— START Information supplied —

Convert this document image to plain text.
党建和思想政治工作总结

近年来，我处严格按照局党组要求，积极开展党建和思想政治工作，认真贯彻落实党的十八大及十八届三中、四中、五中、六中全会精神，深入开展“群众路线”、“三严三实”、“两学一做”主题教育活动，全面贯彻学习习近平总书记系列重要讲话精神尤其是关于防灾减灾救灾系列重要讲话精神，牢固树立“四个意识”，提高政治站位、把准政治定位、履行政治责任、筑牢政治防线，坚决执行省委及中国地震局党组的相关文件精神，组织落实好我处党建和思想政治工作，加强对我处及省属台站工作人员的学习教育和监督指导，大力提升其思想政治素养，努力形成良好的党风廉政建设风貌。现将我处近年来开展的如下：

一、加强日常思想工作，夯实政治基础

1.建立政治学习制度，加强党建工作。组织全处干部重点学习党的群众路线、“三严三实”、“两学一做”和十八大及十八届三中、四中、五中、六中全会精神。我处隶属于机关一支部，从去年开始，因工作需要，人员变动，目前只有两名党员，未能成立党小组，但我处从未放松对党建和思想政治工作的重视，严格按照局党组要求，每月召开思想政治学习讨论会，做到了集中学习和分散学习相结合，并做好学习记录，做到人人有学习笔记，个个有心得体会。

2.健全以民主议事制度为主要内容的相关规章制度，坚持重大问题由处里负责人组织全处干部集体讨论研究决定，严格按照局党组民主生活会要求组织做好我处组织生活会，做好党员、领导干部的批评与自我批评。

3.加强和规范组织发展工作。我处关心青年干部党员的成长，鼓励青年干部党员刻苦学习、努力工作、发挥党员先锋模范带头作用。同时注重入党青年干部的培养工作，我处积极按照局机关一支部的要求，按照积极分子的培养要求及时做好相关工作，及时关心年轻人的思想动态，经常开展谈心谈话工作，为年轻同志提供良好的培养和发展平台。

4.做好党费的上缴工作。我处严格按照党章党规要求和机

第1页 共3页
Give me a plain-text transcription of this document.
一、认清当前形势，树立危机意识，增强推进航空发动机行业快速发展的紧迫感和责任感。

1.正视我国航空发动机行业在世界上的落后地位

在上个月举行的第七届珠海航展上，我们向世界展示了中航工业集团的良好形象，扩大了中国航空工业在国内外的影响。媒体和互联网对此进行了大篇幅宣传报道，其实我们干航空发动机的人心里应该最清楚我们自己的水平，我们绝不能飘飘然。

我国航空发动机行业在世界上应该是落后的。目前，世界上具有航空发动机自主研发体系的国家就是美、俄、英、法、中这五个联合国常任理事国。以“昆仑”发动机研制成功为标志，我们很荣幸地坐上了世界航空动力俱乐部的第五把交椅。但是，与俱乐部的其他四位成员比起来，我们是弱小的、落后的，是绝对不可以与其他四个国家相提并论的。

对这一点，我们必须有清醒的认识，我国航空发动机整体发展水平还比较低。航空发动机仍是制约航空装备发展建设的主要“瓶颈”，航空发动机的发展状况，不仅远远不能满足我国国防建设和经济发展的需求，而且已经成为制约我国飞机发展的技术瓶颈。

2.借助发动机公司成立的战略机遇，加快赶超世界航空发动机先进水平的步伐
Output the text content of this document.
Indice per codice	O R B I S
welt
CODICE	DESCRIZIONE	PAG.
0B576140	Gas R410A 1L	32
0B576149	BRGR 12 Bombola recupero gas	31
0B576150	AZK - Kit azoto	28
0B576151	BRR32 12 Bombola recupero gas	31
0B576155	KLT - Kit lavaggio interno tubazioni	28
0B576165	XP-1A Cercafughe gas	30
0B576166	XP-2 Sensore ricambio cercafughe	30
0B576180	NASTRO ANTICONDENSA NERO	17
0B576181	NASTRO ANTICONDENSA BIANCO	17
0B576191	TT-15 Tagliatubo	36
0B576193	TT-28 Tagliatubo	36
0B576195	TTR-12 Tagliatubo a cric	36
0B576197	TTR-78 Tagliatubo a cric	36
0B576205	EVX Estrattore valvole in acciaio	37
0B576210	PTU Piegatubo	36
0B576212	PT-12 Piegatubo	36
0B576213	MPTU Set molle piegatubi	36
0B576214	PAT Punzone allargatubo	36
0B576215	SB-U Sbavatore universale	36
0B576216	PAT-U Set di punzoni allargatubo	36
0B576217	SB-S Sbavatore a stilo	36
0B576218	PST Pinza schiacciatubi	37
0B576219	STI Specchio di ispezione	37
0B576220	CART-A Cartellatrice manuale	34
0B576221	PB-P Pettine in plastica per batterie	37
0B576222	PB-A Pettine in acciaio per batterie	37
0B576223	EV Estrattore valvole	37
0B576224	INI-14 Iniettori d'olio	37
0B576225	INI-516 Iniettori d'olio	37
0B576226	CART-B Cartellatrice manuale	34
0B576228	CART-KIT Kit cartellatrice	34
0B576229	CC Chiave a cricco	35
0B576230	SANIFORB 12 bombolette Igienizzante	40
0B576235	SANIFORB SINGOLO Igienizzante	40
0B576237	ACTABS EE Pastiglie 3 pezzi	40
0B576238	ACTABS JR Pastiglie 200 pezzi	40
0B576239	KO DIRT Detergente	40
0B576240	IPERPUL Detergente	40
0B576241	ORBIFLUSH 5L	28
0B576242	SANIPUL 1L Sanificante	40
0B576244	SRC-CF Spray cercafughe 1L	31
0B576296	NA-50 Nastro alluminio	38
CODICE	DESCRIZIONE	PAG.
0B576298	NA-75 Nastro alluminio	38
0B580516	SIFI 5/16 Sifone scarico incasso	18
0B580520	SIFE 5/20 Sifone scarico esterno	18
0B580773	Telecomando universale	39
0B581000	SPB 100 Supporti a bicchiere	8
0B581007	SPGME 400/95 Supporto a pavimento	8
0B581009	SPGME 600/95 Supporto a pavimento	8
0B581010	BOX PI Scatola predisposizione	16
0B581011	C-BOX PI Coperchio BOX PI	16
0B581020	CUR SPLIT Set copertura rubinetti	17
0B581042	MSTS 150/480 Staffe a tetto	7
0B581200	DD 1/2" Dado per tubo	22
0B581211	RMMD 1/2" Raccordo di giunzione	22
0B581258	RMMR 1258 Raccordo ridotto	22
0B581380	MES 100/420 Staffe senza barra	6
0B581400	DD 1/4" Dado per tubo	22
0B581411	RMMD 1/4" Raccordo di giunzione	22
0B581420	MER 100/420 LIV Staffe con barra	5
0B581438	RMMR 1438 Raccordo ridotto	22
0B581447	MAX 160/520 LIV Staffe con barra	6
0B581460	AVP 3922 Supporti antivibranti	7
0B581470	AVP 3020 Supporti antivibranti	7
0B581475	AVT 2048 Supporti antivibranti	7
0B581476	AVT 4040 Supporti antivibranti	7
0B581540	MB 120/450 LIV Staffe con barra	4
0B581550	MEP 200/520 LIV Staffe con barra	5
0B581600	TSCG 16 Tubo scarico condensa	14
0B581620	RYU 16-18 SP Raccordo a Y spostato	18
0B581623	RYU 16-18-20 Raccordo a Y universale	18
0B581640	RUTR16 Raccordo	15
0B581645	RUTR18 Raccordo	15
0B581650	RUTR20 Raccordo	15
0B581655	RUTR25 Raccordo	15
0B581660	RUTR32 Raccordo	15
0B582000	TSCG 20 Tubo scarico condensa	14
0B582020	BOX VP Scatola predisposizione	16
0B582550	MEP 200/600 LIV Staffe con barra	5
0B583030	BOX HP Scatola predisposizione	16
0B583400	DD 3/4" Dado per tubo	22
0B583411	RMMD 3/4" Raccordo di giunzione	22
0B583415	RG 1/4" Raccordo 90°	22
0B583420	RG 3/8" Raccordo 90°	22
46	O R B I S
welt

— END Information supplied —

Copy out every line in the listing where the word "plain" appears.

__Reply to the exercise__:
Convert this document image to plain text.
Give me a plain-text transcription of this document.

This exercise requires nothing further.